■ **DIRECTIVE**
Look through the listing for the word "Mined". Copy each line that has it.

■ **PROVIDED RECORDS**

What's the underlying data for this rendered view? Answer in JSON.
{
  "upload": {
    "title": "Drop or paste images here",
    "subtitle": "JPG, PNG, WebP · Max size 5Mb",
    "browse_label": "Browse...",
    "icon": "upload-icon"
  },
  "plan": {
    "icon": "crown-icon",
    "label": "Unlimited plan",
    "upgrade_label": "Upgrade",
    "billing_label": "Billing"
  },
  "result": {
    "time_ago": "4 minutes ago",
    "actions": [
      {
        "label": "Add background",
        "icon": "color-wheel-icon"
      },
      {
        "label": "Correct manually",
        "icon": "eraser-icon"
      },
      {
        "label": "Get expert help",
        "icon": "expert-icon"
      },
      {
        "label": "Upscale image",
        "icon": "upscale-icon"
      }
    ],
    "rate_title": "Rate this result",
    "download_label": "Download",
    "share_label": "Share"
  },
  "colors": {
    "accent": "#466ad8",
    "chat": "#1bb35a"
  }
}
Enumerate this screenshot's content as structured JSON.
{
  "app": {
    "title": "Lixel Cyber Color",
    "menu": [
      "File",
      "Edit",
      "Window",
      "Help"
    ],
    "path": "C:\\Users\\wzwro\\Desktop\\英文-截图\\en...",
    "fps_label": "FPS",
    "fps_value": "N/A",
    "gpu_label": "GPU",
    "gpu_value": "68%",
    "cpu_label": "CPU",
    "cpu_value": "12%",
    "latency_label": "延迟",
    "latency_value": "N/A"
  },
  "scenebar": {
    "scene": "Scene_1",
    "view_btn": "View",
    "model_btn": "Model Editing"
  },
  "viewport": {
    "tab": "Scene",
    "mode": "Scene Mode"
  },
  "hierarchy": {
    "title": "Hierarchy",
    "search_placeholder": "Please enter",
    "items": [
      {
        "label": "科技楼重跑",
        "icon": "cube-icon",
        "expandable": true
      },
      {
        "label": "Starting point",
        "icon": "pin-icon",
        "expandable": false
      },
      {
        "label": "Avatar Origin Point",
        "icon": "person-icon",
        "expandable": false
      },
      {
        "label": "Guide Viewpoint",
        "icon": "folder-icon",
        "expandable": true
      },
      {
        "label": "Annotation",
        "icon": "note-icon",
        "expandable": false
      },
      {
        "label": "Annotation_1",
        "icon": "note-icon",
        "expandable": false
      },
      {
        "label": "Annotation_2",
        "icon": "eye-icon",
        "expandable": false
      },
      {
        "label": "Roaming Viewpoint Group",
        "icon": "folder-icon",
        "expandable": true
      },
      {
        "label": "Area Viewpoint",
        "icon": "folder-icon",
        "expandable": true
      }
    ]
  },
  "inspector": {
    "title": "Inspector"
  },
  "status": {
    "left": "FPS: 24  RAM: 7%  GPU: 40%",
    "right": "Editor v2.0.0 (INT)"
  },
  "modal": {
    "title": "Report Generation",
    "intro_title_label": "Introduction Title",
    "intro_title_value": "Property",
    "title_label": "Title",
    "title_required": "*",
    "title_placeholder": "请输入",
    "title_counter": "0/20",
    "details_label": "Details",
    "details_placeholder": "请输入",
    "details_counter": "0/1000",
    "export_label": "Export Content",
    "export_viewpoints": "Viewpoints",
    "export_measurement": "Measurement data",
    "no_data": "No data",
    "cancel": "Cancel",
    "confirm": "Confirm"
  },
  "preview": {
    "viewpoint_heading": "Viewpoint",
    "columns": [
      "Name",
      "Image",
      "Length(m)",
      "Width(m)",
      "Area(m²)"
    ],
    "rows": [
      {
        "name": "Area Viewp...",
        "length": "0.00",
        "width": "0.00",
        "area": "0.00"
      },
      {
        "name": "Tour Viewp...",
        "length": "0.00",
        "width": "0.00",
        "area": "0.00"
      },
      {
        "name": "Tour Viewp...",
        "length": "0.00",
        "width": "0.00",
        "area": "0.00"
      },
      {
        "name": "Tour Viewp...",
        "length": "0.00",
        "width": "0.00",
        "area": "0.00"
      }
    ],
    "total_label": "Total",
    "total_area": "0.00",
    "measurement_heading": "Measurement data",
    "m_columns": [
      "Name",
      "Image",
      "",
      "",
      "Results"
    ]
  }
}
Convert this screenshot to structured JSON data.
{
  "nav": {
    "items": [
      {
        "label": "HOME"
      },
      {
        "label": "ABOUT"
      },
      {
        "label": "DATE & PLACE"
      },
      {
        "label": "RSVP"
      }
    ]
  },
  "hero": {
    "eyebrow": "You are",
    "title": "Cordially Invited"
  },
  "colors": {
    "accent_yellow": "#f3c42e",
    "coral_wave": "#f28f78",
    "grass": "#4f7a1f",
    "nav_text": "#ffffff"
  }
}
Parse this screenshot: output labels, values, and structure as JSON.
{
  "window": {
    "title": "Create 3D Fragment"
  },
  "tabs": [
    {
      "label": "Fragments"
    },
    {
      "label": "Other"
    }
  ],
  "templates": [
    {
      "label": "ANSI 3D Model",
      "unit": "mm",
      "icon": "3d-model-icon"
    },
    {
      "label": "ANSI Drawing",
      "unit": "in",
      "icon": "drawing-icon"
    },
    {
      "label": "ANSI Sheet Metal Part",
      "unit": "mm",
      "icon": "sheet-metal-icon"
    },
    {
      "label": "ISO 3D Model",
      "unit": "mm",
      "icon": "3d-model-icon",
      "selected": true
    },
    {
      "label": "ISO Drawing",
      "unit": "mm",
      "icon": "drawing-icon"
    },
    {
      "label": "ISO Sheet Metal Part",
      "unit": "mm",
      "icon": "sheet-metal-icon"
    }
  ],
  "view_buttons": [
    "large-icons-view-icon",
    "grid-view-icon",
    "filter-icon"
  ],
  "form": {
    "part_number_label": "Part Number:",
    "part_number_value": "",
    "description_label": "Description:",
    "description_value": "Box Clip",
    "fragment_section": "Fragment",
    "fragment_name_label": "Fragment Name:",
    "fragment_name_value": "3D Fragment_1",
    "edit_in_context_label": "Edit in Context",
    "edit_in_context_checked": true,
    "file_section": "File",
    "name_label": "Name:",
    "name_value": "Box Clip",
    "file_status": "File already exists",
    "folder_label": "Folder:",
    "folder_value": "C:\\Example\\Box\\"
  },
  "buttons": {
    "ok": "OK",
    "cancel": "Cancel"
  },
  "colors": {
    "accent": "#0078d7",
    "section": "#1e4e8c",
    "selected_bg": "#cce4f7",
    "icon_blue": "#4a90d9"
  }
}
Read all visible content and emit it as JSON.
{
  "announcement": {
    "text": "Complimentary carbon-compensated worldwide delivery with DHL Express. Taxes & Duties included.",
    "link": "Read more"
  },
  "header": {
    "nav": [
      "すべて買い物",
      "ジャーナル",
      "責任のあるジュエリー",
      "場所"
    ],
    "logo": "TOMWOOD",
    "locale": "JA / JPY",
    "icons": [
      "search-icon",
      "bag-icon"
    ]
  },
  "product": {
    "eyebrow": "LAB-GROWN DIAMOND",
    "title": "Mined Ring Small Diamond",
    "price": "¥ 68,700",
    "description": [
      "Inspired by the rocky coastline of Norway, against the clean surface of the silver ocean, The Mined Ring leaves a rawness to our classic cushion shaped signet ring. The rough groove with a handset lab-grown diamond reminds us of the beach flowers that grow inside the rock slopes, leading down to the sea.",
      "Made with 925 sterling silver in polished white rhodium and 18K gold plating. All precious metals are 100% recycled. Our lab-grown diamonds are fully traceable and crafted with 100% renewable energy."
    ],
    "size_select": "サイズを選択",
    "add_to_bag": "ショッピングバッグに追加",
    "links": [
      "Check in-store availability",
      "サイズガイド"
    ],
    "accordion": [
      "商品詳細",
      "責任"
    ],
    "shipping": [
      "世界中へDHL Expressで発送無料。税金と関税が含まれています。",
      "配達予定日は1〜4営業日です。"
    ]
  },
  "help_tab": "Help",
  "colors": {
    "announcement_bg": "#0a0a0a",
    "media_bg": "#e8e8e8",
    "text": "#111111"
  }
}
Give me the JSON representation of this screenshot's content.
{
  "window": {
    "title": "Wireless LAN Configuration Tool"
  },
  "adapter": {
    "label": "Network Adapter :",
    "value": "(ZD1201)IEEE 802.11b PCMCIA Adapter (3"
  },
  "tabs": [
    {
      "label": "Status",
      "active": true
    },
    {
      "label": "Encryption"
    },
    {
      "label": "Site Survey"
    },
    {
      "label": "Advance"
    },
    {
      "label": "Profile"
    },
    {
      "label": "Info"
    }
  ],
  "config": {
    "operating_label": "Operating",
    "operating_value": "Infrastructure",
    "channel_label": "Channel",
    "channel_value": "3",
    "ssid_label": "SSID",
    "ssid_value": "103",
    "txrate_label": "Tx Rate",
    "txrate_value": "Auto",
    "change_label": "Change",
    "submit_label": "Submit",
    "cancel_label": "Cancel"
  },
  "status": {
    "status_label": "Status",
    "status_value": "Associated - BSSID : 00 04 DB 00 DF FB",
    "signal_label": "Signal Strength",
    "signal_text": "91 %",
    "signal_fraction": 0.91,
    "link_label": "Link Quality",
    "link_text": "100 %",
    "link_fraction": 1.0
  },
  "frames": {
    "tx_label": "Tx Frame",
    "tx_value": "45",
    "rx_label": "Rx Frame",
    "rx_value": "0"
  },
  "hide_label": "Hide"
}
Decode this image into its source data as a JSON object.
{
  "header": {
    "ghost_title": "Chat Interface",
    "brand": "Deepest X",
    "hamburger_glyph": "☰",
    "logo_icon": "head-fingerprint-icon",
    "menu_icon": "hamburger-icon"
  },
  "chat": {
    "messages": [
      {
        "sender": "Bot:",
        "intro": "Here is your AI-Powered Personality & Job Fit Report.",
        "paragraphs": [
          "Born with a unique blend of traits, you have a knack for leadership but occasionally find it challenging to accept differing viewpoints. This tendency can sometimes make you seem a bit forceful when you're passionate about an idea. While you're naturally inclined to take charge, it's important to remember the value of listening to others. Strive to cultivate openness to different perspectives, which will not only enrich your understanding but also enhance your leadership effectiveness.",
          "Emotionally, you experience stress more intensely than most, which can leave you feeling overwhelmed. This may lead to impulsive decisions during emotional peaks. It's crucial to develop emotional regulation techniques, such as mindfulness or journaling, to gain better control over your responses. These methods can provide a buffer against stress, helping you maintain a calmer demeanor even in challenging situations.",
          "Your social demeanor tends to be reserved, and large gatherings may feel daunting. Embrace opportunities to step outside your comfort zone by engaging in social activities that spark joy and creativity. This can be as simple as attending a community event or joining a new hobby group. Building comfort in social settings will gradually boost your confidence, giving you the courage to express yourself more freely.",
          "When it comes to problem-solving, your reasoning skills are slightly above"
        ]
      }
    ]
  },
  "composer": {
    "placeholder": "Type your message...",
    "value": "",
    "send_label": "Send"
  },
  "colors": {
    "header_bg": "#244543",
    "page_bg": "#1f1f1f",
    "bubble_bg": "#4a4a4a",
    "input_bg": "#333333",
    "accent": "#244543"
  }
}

■ **EXERCISE SOLUTION**
    "title": "Mined Ring Small Diamond",
      "Inspired by the rocky coastline of Norway, against the clean surface of the silver ocean, The Mined Ring leaves a rawness to our classic cushion shaped signet ring. The rough groove with a handset lab-grown diamond reminds us of the beach flowers that grow inside the rock slopes, leading down to the sea.",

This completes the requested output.